▸ DATA
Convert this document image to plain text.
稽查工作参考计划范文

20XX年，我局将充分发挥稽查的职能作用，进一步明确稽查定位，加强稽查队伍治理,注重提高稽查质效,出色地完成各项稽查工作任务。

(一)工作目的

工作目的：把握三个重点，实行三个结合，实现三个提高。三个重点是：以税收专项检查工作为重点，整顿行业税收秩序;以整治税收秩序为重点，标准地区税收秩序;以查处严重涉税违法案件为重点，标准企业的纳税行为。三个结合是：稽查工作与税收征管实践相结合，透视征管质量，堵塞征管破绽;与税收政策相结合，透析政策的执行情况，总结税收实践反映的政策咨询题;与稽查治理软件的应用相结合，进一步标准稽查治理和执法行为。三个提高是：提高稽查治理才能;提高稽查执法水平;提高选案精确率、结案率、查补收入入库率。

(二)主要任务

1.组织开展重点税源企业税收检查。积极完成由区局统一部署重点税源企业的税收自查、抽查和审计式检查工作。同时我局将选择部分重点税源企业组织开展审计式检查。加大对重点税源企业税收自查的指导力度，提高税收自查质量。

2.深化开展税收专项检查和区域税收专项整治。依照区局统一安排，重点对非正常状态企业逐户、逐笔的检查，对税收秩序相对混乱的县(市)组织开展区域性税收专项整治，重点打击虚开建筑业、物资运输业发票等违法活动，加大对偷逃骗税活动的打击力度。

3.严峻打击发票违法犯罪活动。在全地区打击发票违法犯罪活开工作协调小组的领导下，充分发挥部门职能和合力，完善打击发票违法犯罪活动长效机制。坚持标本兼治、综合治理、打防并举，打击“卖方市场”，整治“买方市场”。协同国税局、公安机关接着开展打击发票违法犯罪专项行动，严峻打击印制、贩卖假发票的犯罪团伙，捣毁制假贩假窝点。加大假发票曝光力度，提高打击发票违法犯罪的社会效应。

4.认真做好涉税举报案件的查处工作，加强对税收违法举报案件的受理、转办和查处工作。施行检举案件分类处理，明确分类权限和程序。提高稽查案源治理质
...
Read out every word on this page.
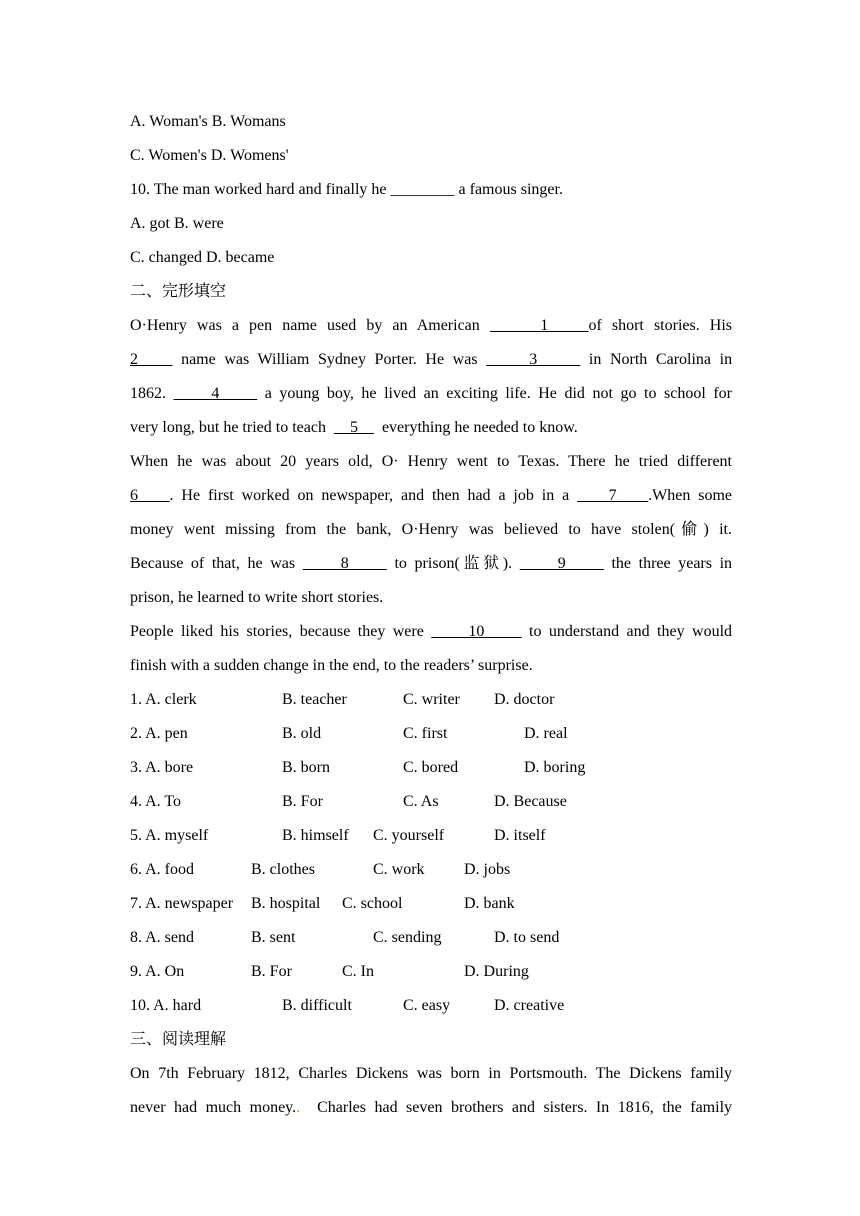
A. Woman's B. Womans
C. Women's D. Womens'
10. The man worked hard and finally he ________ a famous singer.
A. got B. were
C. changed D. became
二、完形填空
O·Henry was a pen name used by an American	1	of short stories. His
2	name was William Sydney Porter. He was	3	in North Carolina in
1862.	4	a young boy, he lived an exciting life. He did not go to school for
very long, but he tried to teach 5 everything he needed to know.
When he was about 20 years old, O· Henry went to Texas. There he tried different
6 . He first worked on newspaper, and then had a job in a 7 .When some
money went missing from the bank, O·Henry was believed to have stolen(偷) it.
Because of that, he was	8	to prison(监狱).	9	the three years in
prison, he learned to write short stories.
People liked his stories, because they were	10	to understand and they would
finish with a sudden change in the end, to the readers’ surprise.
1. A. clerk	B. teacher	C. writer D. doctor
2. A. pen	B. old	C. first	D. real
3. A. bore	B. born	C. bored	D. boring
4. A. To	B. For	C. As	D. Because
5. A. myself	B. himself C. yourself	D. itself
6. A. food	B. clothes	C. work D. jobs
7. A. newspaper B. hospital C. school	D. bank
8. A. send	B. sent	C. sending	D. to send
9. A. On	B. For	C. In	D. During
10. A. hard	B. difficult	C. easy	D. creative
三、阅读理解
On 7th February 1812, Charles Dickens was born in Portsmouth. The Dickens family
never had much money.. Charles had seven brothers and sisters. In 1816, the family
--
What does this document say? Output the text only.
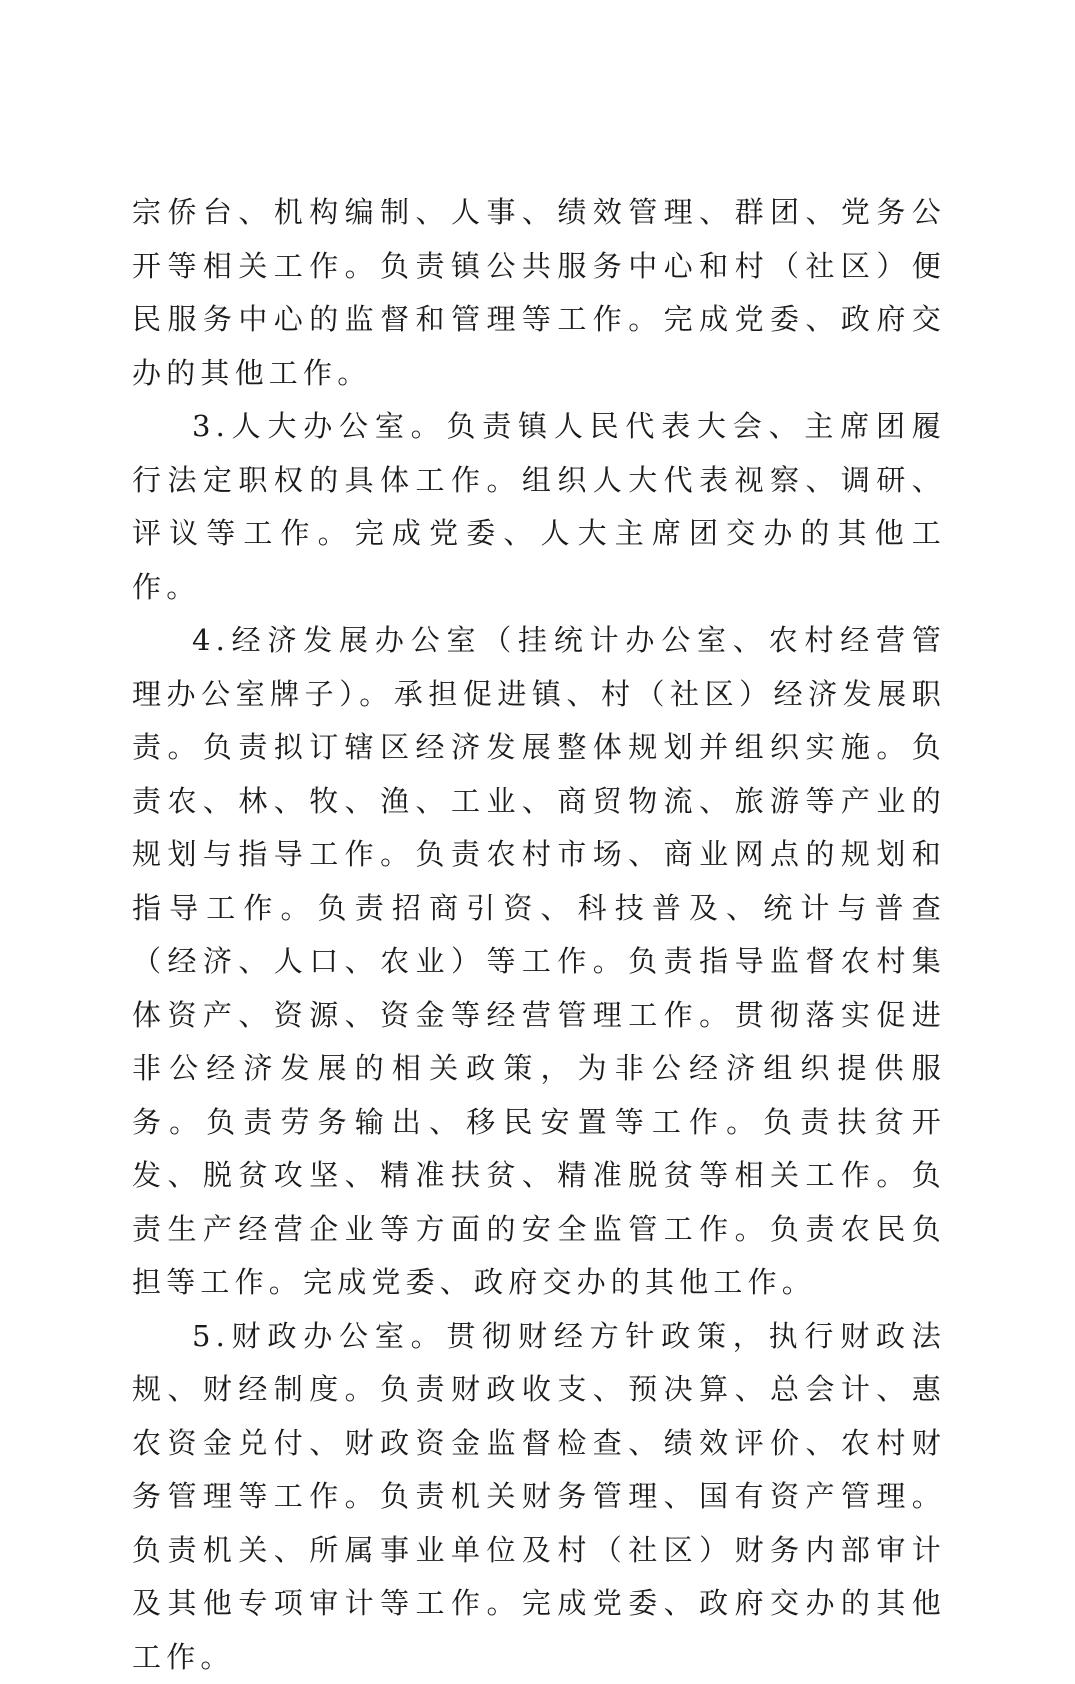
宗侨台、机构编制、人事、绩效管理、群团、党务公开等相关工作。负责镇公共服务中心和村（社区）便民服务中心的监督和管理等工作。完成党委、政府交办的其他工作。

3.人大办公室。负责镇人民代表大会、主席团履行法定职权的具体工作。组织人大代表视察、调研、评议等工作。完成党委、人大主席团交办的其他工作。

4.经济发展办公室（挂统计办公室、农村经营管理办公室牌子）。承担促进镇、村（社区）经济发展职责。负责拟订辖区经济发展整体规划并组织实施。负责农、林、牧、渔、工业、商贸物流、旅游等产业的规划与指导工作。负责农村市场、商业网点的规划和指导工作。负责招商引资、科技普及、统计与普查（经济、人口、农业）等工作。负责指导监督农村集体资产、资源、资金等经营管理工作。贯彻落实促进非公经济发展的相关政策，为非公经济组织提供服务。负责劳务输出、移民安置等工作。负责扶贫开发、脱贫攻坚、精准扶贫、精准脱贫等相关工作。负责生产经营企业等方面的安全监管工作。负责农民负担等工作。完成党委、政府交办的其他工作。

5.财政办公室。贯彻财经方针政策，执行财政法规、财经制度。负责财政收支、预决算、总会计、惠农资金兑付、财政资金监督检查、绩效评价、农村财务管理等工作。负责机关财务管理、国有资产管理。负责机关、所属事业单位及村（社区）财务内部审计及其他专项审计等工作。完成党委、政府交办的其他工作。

▸ WORK TO COMPLETE
Where a line in the entries holds "newspaper", copy that line.

▸ EXERCISE RESULT
6 . He first worked on newspaper, and then had a job in a 7 .When some
7. A. newspaper B. hospital C. school	D. bank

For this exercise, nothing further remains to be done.